── Source material ──
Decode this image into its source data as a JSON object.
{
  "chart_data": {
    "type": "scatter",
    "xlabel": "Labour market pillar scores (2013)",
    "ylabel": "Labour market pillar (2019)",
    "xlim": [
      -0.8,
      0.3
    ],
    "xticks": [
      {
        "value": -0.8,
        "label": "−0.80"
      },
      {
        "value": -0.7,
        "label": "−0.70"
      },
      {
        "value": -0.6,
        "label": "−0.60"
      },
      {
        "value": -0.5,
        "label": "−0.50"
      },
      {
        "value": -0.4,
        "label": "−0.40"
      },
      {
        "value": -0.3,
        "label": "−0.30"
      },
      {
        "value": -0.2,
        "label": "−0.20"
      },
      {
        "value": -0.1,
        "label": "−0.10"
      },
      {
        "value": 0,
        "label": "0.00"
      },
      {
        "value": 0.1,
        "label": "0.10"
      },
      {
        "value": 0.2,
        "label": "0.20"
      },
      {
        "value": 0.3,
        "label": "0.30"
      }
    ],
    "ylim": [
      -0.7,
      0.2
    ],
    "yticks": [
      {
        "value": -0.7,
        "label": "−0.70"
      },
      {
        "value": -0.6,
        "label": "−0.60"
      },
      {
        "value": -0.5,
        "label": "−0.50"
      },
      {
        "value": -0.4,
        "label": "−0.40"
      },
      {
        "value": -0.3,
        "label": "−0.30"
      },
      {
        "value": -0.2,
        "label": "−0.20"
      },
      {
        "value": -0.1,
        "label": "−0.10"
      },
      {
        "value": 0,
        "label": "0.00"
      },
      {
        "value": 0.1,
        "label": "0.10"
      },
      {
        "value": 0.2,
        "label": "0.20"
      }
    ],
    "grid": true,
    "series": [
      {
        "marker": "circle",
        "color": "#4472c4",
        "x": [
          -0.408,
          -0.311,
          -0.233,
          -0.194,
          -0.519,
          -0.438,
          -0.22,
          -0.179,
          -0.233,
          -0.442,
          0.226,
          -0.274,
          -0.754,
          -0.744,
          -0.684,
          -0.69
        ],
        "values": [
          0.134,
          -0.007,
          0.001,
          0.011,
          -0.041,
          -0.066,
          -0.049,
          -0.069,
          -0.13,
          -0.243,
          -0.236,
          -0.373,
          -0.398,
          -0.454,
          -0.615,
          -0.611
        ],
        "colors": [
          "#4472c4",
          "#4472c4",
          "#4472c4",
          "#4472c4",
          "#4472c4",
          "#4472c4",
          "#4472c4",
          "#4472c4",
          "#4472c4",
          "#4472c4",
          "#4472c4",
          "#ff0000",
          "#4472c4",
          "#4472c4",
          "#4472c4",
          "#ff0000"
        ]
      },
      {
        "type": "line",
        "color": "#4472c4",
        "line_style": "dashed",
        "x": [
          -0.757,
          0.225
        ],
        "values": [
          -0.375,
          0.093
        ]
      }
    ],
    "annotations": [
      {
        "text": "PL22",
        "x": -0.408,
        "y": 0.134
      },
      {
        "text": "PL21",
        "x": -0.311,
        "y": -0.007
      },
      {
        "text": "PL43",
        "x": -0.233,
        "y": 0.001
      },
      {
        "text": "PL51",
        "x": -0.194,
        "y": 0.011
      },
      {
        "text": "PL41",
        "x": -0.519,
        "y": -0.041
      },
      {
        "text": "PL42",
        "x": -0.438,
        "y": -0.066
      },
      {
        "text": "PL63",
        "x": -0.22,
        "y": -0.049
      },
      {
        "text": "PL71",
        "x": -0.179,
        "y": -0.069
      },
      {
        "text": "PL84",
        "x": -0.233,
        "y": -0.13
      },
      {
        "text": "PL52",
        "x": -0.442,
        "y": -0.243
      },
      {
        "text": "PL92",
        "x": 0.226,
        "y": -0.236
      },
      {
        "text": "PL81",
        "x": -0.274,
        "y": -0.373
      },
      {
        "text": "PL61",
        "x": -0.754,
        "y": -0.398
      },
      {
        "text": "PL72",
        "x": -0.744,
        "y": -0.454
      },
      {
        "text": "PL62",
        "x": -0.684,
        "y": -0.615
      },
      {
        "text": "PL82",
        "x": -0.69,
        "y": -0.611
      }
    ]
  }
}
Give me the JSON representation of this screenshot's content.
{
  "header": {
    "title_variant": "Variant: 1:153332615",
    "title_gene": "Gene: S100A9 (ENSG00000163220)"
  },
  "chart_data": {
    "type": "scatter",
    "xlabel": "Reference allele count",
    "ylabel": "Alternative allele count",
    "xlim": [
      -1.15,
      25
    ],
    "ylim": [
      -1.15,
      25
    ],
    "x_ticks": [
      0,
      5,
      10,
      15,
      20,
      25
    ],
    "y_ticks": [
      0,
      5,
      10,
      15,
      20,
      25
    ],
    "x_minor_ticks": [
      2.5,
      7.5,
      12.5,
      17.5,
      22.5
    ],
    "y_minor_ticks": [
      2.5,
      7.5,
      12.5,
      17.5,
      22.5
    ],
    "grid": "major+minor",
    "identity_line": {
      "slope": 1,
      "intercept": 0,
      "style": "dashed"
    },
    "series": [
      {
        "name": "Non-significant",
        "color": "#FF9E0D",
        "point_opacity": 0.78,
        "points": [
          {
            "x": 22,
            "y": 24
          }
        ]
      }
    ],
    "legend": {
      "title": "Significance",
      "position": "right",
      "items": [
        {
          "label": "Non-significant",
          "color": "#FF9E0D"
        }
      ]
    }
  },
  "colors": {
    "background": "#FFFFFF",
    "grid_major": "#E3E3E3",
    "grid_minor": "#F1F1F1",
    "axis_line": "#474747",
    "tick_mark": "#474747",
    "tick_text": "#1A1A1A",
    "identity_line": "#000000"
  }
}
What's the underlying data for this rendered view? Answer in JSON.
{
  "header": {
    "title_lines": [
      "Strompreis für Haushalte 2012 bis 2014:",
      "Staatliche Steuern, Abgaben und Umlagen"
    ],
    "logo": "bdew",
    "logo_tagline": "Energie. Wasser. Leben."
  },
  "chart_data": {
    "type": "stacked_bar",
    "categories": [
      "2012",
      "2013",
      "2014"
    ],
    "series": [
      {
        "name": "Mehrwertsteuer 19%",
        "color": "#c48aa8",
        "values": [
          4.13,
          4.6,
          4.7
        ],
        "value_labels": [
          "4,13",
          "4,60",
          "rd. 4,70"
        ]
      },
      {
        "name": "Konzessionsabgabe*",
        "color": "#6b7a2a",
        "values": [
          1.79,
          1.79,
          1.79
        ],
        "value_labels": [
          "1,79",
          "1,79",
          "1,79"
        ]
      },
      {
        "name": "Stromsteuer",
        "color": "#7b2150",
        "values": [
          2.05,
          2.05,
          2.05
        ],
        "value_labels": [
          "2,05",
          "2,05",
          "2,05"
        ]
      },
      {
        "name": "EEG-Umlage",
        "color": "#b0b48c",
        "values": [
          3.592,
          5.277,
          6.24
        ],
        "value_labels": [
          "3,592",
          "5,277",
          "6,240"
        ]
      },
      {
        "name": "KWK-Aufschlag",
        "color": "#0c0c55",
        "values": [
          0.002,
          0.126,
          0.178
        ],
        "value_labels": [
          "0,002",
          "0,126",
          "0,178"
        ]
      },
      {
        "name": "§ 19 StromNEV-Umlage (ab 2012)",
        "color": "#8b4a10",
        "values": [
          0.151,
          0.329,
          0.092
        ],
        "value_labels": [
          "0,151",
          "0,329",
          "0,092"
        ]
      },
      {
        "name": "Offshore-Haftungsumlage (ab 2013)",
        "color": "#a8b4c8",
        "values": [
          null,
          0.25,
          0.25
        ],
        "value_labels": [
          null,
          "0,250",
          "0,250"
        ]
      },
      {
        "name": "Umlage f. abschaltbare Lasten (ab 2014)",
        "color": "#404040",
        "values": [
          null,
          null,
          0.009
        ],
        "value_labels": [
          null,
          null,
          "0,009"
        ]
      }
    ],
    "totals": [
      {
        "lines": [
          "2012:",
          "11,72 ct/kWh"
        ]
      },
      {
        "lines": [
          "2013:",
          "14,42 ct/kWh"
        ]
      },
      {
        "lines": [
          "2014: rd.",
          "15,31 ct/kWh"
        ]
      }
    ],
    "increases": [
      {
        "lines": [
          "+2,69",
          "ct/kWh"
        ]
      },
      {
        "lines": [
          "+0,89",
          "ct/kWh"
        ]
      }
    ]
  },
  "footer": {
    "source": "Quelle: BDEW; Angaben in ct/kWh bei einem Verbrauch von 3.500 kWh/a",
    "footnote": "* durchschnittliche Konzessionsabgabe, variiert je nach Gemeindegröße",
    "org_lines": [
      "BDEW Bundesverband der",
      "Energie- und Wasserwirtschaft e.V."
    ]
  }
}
───
» **Task to complete**:
Give the count of lines in the records that contain "pillar", and no other text.

» **Correct result**:
2